YOUR INSTRUCTIONS:
Reproduce every entry below precisely. Pictures are excluded from the copy.

Stored entries:
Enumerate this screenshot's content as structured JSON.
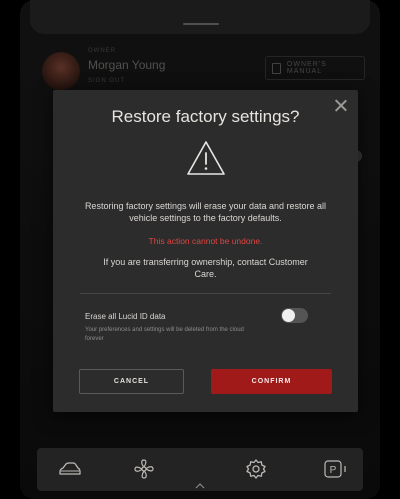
{
  "profile": {
    "kicker": "OWNER",
    "name": "Morgan Young",
    "subtitle": "SIGN OUT",
    "manual_label": "OWNER'S MANUAL"
  },
  "dialog": {
    "title": "Restore factory settings?",
    "body": "Restoring factory settings will erase your data and restore all vehicle settings to the factory defaults.",
    "warning": "This action cannot be undone.",
    "transfer": "If you are transferring ownership, contact Customer Care.",
    "erase": {
      "label": "Erase all Lucid ID data",
      "help": "Your preferences and settings will be deleted from the cloud forever",
      "enabled": false
    },
    "cancel_label": "CANCEL",
    "confirm_label": "CONFIRM"
  },
  "colors": {
    "accent_confirm": "#a01a1a",
    "warning_text": "#e0443f",
    "dialog_bg": "#2c2c2c"
  },
  "nav": {
    "items": [
      {
        "icon": "car-icon"
      },
      {
        "icon": "fan-icon"
      },
      {
        "icon": "gear-icon"
      },
      {
        "icon": "parking-icon",
        "label": "P"
      }
    ]
  }
}
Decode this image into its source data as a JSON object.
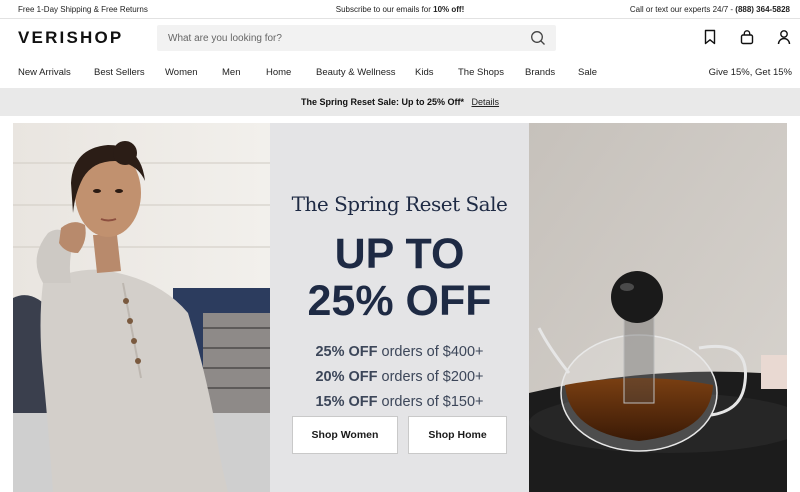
{
  "topbar": {
    "shipping": "Free 1-Day Shipping & Free Returns",
    "subscribe_prefix": "Subscribe to our emails for ",
    "subscribe_bold": "10% off!",
    "contact_prefix": "Call or text our experts 24/7 - ",
    "contact_phone": "(888) 364-5828"
  },
  "header": {
    "logo": "VERISHOP",
    "search_placeholder": "What are you looking for?",
    "icons": [
      "search-icon",
      "bookmark-icon",
      "bag-icon",
      "account-icon"
    ]
  },
  "nav": {
    "items": [
      "New Arrivals",
      "Best Sellers",
      "Women",
      "Men",
      "Home",
      "Beauty & Wellness",
      "Kids",
      "The Shops",
      "Brands",
      "Sale"
    ],
    "promo": "Give 15%, Get 15%"
  },
  "sale_banner": {
    "text": "The Spring Reset Sale: Up to 25% Off*",
    "link": "Details"
  },
  "hero": {
    "title": "The Spring Reset Sale",
    "headline_line1": "UP TO",
    "headline_line2": "25% OFF",
    "tiers": [
      {
        "bold": "25% OFF",
        "rest": " orders of $400+"
      },
      {
        "bold": "20% OFF",
        "rest": " orders of $200+"
      },
      {
        "bold": "15% OFF",
        "rest": " orders of $150+"
      }
    ],
    "button_women": "Shop Women",
    "button_home": "Shop Home"
  },
  "colors": {
    "navy": "#1e2a44",
    "banner_bg": "#e9e9e9",
    "center_panel": "#e4e4e6"
  }
}
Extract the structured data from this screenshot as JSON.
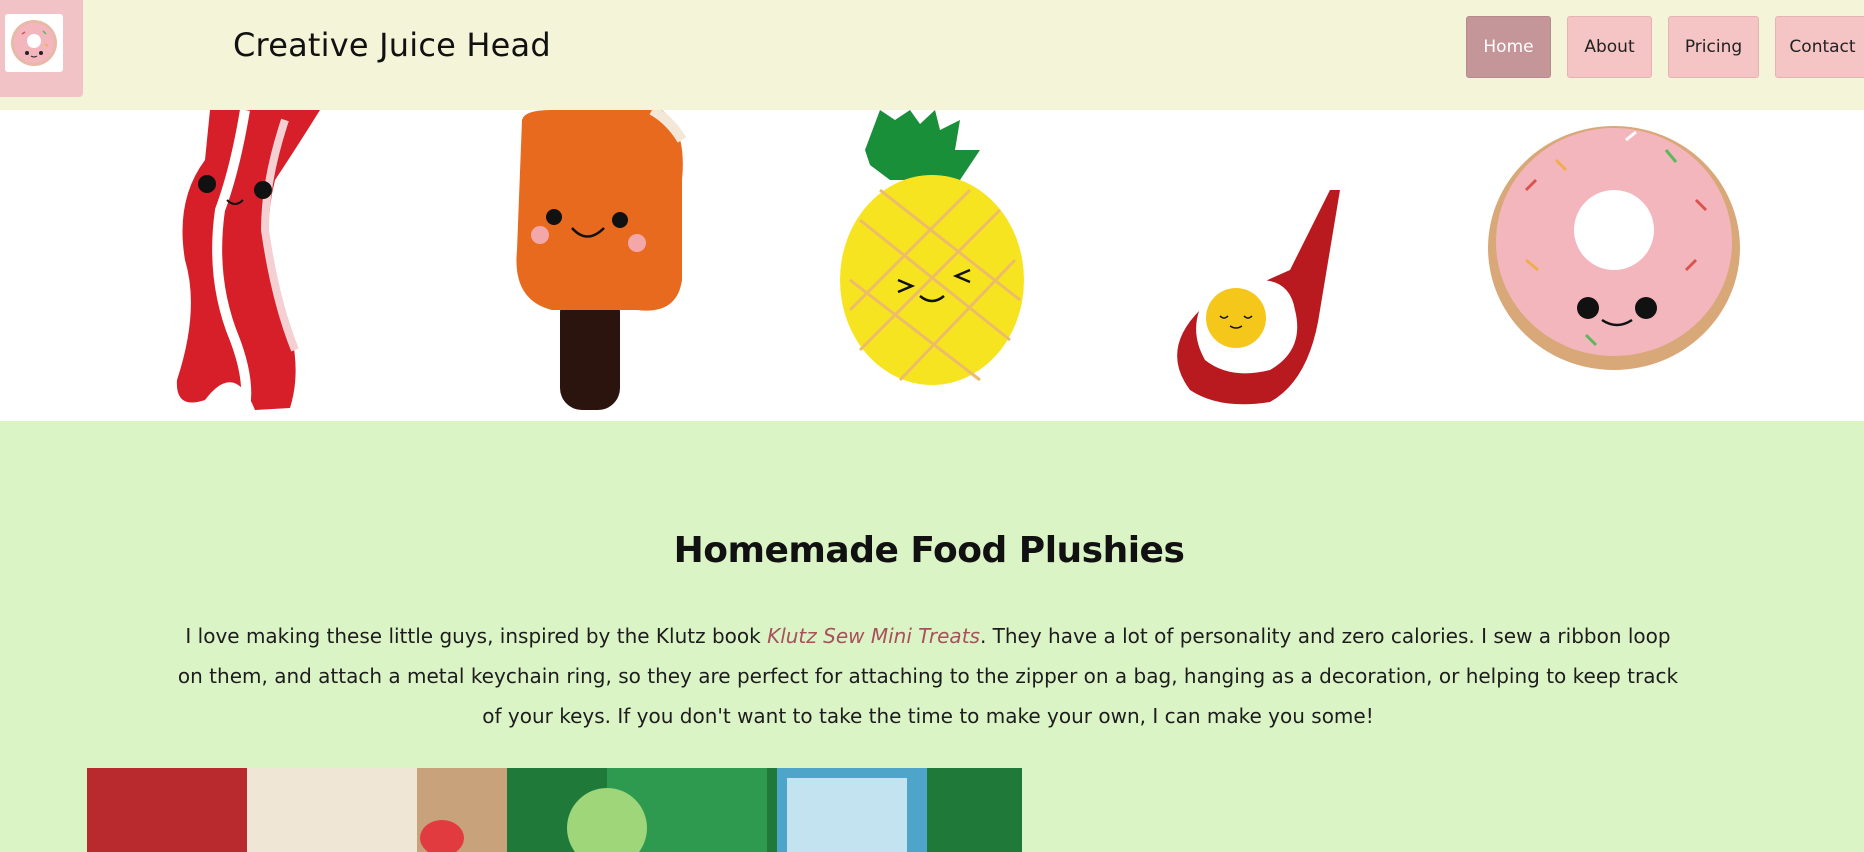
{
  "site": {
    "title": "Creative Juice Head"
  },
  "nav": {
    "items": [
      {
        "label": "Home",
        "active": true
      },
      {
        "label": "About",
        "active": false
      },
      {
        "label": "Pricing",
        "active": false
      },
      {
        "label": "Contact",
        "active": false
      }
    ]
  },
  "hero": {
    "plushies": [
      "bacon",
      "popsicle",
      "pineapple",
      "fried-egg-on-spatula",
      "donut"
    ]
  },
  "main": {
    "heading": "Homemade Food Plushies",
    "paragraph_before_link": "I love making these little guys, inspired by the Klutz book ",
    "book_link": "Klutz Sew Mini Treats",
    "paragraph_after_link": ". They have a lot of personality and zero calories. I sew a ribbon loop on them, and attach a metal keychain ring, so they are perfect for attaching to the zipper on a bag, hanging as a decoration, or helping to keep track of your keys. If you don't want to take the time to make your own, I can make you some!"
  },
  "colors": {
    "header_bg": "#f4f4d8",
    "content_bg": "#dbf4c6",
    "nav_bg": "#f5c4c5",
    "nav_active_bg": "#c4969a",
    "link": "#a8505c"
  }
}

WRITTEN RESPONSE:
Enumerate this screenshot's content as structured JSON.
{
  "profile": {
    "kicker": "OWNER",
    "name": "Morgan Young",
    "subtitle": "SIGN OUT",
    "manual_label": "OWNER'S MANUAL"
  },
  "dialog": {
    "title": "Restore factory settings?",
    "body": "Restoring factory settings will erase your data and restore all vehicle settings to the factory defaults.",
    "warning": "This action cannot be undone.",
    "transfer": "If you are transferring ownership, contact Customer Care.",
    "erase": {
      "label": "Erase all Lucid ID data",
      "help": "Your preferences and settings will be deleted from the cloud forever",
      "enabled": false
    },
    "cancel_label": "CANCEL",
    "confirm_label": "CONFIRM"
  },
  "colors": {
    "accent_confirm": "#a01a1a",
    "warning_text": "#e0443f",
    "dialog_bg": "#2c2c2c"
  },
  "nav": {
    "items": [
      {
        "icon": "car-icon"
      },
      {
        "icon": "fan-icon"
      },
      {
        "icon": "gear-icon"
      },
      {
        "icon": "parking-icon",
        "label": "P"
      }
    ]
  }
}
Decode this image into its source data as a JSON object.
{
  "topbar": {
    "shipping": "Free 1-Day Shipping & Free Returns",
    "subscribe_prefix": "Subscribe to our emails for ",
    "subscribe_bold": "10% off!",
    "contact_prefix": "Call or text our experts 24/7 - ",
    "contact_phone": "(888) 364-5828"
  },
  "header": {
    "logo": "VERISHOP",
    "search_placeholder": "What are you looking for?",
    "icons": [
      "search-icon",
      "bookmark-icon",
      "bag-icon",
      "account-icon"
    ]
  },
  "nav": {
    "items": [
      "New Arrivals",
      "Best Sellers",
      "Women",
      "Men",
      "Home",
      "Beauty & Wellness",
      "Kids",
      "The Shops",
      "Brands",
      "Sale"
    ],
    "promo": "Give 15%, Get 15%"
  },
  "sale_banner": {
    "text": "The Spring Reset Sale: Up to 25% Off*",
    "link": "Details"
  },
  "hero": {
    "title": "The Spring Reset Sale",
    "headline_line1": "UP TO",
    "headline_line2": "25% OFF",
    "tiers": [
      {
        "bold": "25% OFF",
        "rest": " orders of $400+"
      },
      {
        "bold": "20% OFF",
        "rest": " orders of $200+"
      },
      {
        "bold": "15% OFF",
        "rest": " orders of $150+"
      }
    ],
    "button_women": "Shop Women",
    "button_home": "Shop Home"
  },
  "colors": {
    "navy": "#1e2a44",
    "banner_bg": "#e9e9e9",
    "center_panel": "#e4e4e6"
  }
}
Extract the structured data from this screenshot as JSON.
{
  "site": {
    "title": "Creative Juice Head"
  },
  "nav": {
    "items": [
      {
        "label": "Home",
        "active": true
      },
      {
        "label": "About",
        "active": false
      },
      {
        "label": "Pricing",
        "active": false
      },
      {
        "label": "Contact",
        "active": false
      }
    ]
  },
  "hero": {
    "plushies": [
      "bacon",
      "popsicle",
      "pineapple",
      "fried-egg-on-spatula",
      "donut"
    ]
  },
  "main": {
    "heading": "Homemade Food Plushies",
    "paragraph_before_link": "I love making these little guys, inspired by the Klutz book ",
    "book_link": "Klutz Sew Mini Treats",
    "paragraph_after_link": ". They have a lot of personality and zero calories. I sew a ribbon loop on them, and attach a metal keychain ring, so they are perfect for attaching to the zipper on a bag, hanging as a decoration, or helping to keep track of your keys. If you don't want to take the time to make your own, I can make you some!"
  },
  "colors": {
    "header_bg": "#f4f4d8",
    "content_bg": "#dbf4c6",
    "nav_bg": "#f5c4c5",
    "nav_active_bg": "#c4969a",
    "link": "#a8505c"
  }
}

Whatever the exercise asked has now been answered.